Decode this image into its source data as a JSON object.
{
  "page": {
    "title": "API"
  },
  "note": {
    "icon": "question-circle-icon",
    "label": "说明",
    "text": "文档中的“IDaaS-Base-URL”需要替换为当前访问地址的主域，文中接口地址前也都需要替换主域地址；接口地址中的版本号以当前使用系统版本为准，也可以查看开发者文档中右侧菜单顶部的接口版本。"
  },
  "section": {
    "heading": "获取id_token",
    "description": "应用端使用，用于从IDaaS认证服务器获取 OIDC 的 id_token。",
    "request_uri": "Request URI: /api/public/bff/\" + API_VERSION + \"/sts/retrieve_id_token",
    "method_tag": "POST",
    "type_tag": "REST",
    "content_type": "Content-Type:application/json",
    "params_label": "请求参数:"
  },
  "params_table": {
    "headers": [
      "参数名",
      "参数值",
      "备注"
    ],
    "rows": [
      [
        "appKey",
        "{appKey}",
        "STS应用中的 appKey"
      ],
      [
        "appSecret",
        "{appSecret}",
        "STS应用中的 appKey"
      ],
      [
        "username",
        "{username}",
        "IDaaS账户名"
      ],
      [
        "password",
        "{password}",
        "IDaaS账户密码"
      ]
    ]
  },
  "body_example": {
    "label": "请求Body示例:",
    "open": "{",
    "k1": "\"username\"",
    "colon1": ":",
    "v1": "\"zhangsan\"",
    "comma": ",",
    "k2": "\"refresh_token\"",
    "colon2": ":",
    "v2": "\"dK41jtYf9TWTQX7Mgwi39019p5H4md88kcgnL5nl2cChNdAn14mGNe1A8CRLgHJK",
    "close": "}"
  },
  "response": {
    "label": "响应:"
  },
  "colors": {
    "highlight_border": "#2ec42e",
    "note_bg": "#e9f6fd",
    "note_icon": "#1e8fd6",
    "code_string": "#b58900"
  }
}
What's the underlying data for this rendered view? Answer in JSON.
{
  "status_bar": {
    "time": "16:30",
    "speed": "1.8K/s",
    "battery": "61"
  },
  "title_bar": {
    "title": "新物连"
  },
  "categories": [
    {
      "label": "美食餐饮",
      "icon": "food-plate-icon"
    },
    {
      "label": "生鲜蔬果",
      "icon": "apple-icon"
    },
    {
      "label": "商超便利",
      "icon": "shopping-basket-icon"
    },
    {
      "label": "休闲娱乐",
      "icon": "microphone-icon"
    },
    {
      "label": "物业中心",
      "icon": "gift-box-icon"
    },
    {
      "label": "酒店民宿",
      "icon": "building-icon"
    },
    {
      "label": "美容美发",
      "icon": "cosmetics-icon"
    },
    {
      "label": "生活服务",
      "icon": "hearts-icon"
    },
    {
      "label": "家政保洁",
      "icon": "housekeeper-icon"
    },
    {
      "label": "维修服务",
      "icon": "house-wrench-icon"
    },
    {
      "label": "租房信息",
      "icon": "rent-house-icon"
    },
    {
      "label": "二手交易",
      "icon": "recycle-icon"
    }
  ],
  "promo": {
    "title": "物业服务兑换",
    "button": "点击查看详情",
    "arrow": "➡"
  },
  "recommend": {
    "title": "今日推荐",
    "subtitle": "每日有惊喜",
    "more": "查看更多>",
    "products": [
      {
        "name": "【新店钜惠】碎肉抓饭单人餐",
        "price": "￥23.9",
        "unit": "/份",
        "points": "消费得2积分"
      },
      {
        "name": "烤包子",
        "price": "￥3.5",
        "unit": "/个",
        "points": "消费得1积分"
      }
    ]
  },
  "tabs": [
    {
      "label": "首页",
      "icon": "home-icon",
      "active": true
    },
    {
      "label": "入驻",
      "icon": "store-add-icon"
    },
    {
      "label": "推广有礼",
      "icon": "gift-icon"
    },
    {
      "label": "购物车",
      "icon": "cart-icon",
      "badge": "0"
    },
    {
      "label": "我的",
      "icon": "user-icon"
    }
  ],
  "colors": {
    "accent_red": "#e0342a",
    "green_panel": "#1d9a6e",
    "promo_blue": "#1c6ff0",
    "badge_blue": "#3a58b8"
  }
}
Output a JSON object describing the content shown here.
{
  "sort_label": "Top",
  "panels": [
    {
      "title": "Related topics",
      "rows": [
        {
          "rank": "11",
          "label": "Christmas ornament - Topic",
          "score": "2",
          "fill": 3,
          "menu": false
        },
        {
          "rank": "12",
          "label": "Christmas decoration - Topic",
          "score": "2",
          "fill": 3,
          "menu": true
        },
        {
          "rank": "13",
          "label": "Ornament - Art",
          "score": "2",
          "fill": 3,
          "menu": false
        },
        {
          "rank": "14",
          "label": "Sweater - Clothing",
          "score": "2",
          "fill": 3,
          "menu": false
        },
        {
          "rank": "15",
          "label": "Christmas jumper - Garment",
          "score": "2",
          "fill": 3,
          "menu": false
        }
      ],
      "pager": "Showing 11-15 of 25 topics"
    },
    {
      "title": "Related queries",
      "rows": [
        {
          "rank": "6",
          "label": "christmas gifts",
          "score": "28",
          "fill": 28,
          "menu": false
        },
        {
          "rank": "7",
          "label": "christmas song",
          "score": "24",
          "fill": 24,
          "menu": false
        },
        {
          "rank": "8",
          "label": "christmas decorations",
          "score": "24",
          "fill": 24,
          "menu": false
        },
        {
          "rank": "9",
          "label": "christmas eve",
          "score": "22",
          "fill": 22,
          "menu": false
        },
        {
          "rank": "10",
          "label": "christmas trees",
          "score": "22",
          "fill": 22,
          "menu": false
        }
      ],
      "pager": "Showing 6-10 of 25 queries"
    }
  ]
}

# [REQUEST]
Of all the lines in the material above, how many contain the word "data"? Give only the count.

# [REPLY TO THE TASK]
2